» EXERCISE
Every entry below should be transcribed exactly; pictures stay out of the copy.

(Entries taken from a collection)
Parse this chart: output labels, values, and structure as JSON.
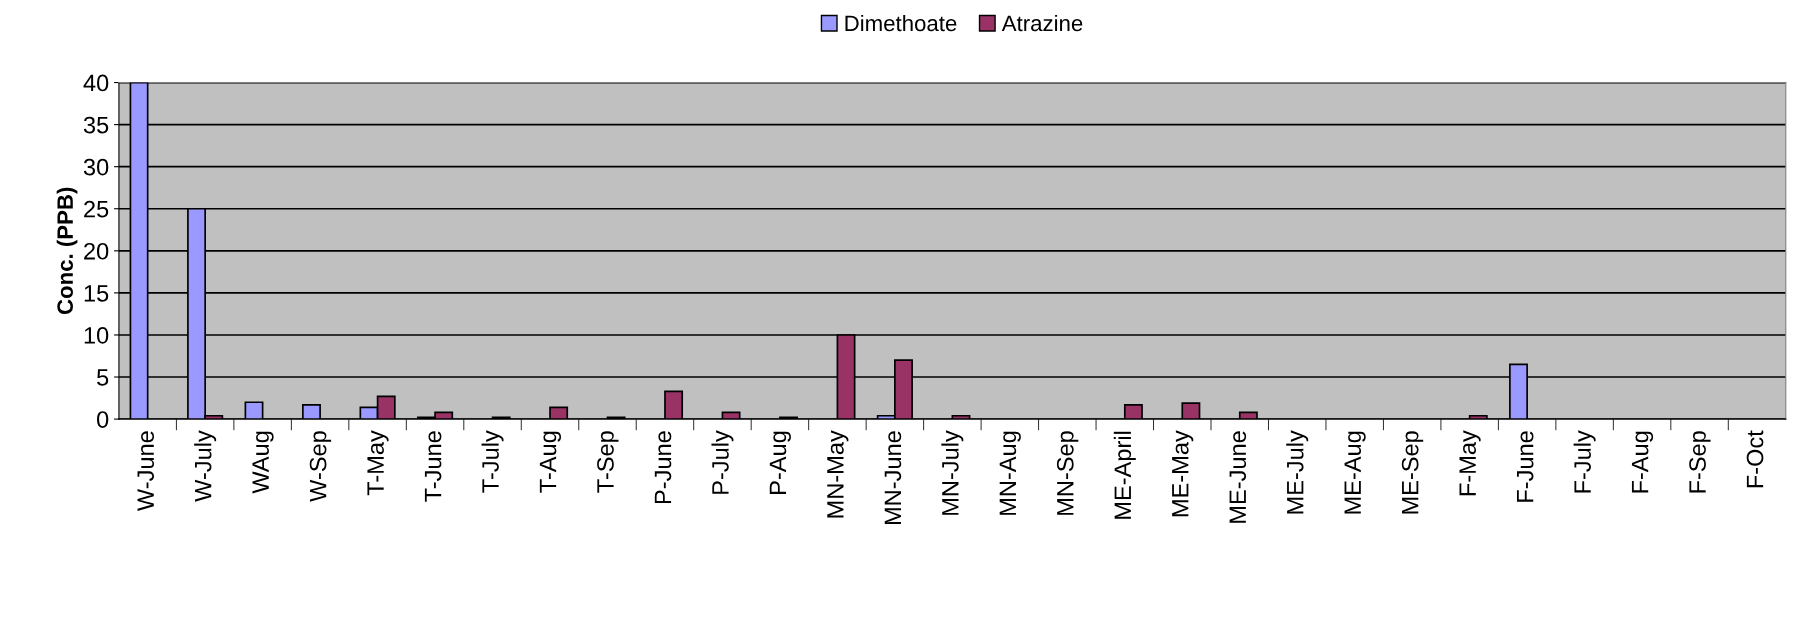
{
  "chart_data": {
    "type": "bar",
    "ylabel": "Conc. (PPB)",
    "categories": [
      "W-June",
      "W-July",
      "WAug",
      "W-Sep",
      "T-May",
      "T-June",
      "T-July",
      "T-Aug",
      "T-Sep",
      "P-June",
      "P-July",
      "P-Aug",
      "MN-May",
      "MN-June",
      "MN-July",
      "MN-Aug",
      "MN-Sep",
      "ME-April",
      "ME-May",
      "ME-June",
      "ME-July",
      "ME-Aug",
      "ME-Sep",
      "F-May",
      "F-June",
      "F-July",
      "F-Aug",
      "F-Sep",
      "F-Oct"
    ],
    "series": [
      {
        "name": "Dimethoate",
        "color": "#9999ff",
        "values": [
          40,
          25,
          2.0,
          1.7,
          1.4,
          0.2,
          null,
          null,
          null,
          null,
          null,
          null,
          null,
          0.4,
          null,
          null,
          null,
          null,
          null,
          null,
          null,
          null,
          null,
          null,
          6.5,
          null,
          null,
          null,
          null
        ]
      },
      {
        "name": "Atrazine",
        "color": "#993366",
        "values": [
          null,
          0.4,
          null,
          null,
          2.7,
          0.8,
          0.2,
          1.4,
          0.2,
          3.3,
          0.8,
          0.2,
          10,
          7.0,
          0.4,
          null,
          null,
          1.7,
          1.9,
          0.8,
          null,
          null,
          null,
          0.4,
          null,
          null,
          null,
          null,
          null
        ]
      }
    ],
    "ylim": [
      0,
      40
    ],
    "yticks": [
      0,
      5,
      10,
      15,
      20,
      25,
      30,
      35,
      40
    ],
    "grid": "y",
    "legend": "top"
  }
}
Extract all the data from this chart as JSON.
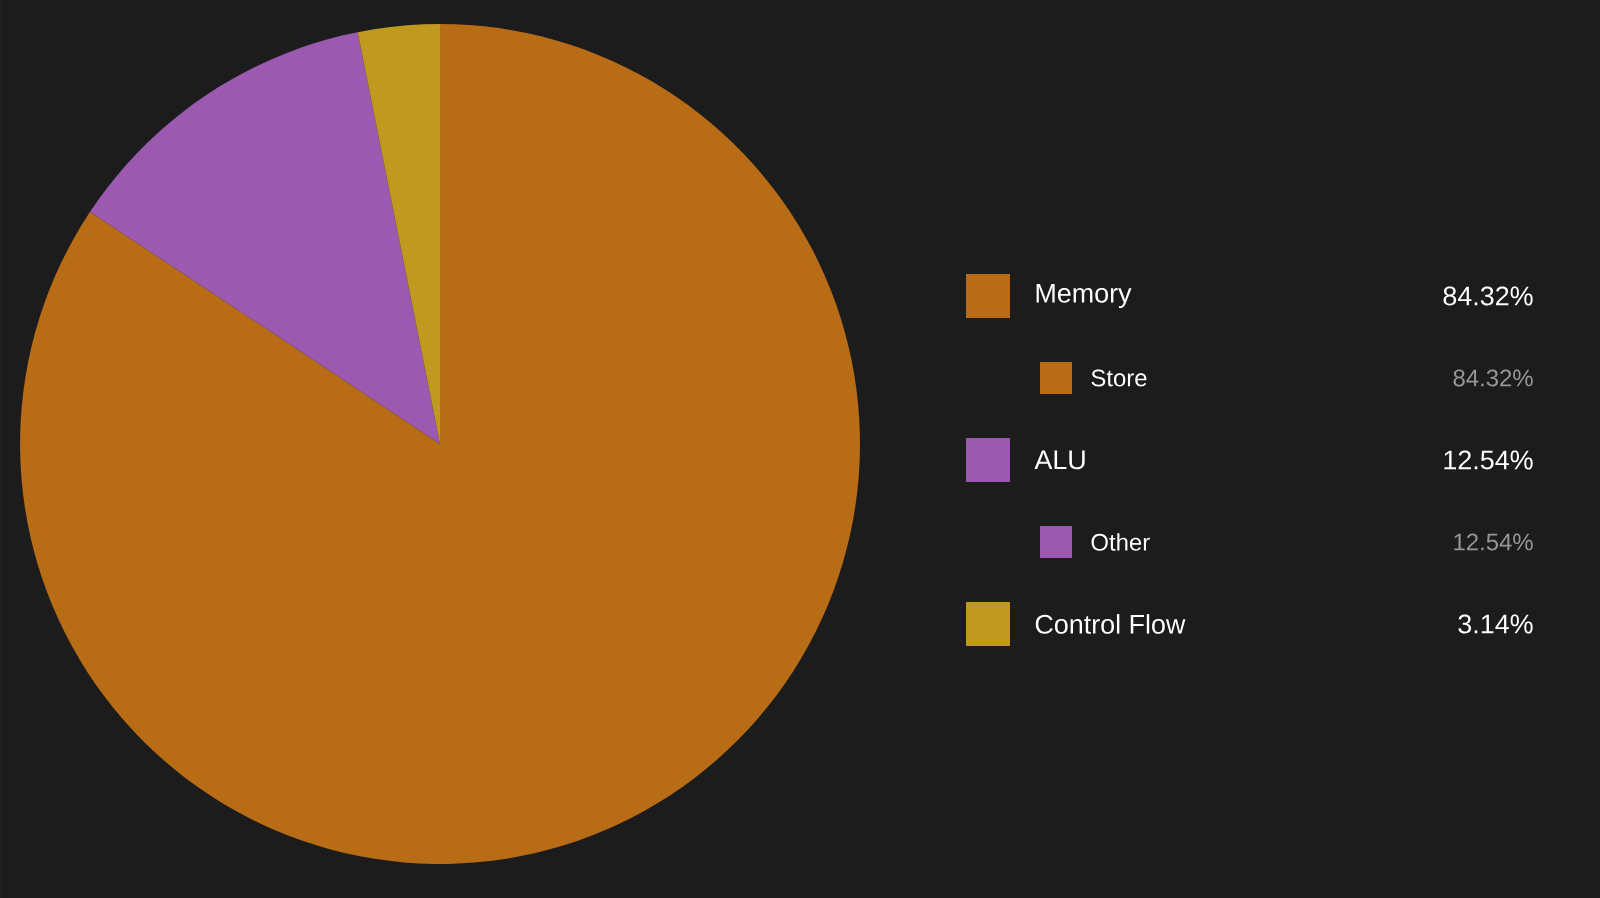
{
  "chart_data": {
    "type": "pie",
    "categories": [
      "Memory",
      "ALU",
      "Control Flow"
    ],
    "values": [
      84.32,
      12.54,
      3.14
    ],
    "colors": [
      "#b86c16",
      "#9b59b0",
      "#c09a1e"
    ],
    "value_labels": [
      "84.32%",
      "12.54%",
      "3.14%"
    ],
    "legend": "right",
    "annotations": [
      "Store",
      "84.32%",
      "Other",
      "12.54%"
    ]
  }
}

» RIGHT ANSWER
Parse this chart: output labels, values, and structure as JSON.
{
  "chart_data": {
    "type": "bar",
    "ylabel": "Conc. (PPB)",
    "categories": [
      "W-June",
      "W-July",
      "WAug",
      "W-Sep",
      "T-May",
      "T-June",
      "T-July",
      "T-Aug",
      "T-Sep",
      "P-June",
      "P-July",
      "P-Aug",
      "MN-May",
      "MN-June",
      "MN-July",
      "MN-Aug",
      "MN-Sep",
      "ME-April",
      "ME-May",
      "ME-June",
      "ME-July",
      "ME-Aug",
      "ME-Sep",
      "F-May",
      "F-June",
      "F-July",
      "F-Aug",
      "F-Sep",
      "F-Oct"
    ],
    "series": [
      {
        "name": "Dimethoate",
        "color": "#9999ff",
        "values": [
          40,
          25,
          2.0,
          1.7,
          1.4,
          0.2,
          null,
          null,
          null,
          null,
          null,
          null,
          null,
          0.4,
          null,
          null,
          null,
          null,
          null,
          null,
          null,
          null,
          null,
          null,
          6.5,
          null,
          null,
          null,
          null
        ]
      },
      {
        "name": "Atrazine",
        "color": "#993366",
        "values": [
          null,
          0.4,
          null,
          null,
          2.7,
          0.8,
          0.2,
          1.4,
          0.2,
          3.3,
          0.8,
          0.2,
          10,
          7.0,
          0.4,
          null,
          null,
          1.7,
          1.9,
          0.8,
          null,
          null,
          null,
          0.4,
          null,
          null,
          null,
          null,
          null
        ]
      }
    ],
    "ylim": [
      0,
      40
    ],
    "yticks": [
      0,
      5,
      10,
      15,
      20,
      25,
      30,
      35,
      40
    ],
    "grid": "y",
    "legend": "top"
  }
}
Extract all the data from this chart as JSON.
{
  "chart_data": {
    "type": "pie",
    "categories": [
      "Memory",
      "ALU",
      "Control Flow"
    ],
    "values": [
      84.32,
      12.54,
      3.14
    ],
    "colors": [
      "#b86c16",
      "#9b59b0",
      "#c09a1e"
    ],
    "value_labels": [
      "84.32%",
      "12.54%",
      "3.14%"
    ],
    "legend": "right",
    "annotations": [
      "Store",
      "84.32%",
      "Other",
      "12.54%"
    ]
  }
}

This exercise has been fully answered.